## EXERCISE INSTRUCTIONS:
Say how many lines contain the word "text". Only the number should be given.

## ROWS:
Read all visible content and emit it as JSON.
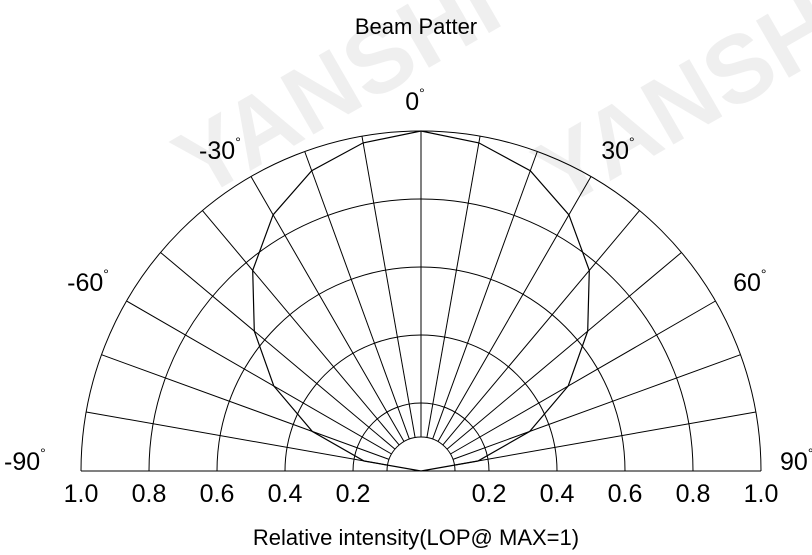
{
  "chart_data": {
    "type": "polar",
    "title": "Beam Patter",
    "xlabel": "Relative intensity(LOP@ MAX=1)",
    "angle_labels": [
      {
        "angle": -90,
        "text": "-90"
      },
      {
        "angle": -60,
        "text": "-60"
      },
      {
        "angle": -30,
        "text": "-30"
      },
      {
        "angle": 0,
        "text": "0"
      },
      {
        "angle": 30,
        "text": "30"
      },
      {
        "angle": 60,
        "text": "60"
      },
      {
        "angle": 90,
        "text": "90"
      }
    ],
    "degree_symbol": "°",
    "radial_tick_labels": [
      "1.0",
      "0.8",
      "0.6",
      "0.4",
      "0.2",
      "0.2",
      "0.4",
      "0.6",
      "0.8",
      "1.0"
    ],
    "radial_ticks": [
      1.0,
      0.8,
      0.6,
      0.4,
      0.2,
      0.2,
      0.4,
      0.6,
      0.8,
      1.0
    ],
    "radial_rings": [
      0.1,
      0.2,
      0.4,
      0.6,
      0.8,
      1.0
    ],
    "angular_grid_step_deg": 10,
    "angle_range": [
      -90,
      90
    ],
    "grid": true,
    "series": [
      {
        "angles": [
          -90,
          -80,
          -70,
          -60,
          -50,
          -40,
          -30,
          -20,
          -10,
          0,
          10,
          20,
          30,
          40,
          50,
          60,
          70,
          80,
          90
        ],
        "values": [
          0.0,
          0.17,
          0.34,
          0.5,
          0.64,
          0.77,
          0.87,
          0.94,
          0.98,
          1.0,
          0.98,
          0.94,
          0.87,
          0.77,
          0.64,
          0.5,
          0.34,
          0.17,
          0.0
        ]
      }
    ],
    "watermark": "YANSHI"
  }
}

## RESPONSE:
7